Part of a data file
==========

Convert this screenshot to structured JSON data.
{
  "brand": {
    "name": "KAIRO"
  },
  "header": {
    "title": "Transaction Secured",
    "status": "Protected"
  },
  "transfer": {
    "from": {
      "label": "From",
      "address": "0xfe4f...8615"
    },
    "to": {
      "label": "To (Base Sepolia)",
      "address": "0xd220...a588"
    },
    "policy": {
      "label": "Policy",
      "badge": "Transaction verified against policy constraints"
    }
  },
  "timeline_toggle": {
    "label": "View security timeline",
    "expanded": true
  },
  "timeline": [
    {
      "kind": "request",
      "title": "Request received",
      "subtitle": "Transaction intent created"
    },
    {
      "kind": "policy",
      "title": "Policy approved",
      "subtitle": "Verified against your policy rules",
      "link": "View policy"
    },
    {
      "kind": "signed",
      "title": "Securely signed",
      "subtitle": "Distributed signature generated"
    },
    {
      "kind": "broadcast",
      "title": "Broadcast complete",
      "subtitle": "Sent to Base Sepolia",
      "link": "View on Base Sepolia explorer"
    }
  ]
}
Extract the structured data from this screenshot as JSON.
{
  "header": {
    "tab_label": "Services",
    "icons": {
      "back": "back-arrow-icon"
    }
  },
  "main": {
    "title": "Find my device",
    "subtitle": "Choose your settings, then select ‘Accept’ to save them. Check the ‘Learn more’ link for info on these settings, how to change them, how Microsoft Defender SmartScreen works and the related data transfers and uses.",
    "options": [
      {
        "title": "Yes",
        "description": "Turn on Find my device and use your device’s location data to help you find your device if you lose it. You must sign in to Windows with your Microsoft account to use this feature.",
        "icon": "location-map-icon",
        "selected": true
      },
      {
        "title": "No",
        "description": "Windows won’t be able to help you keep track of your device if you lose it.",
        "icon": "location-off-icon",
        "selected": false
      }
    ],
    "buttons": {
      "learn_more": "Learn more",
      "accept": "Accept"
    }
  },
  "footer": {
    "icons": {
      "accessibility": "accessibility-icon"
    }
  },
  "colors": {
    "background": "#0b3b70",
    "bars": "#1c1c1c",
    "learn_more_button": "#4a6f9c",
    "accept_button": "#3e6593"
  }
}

==========

■ **WORK TO DO**: Extract each line holding the string "screenshot".

■ **EXERCISE OUTPUT**:
Convert this screenshot to structured JSON data.
Extract the structured data from this screenshot as JSON.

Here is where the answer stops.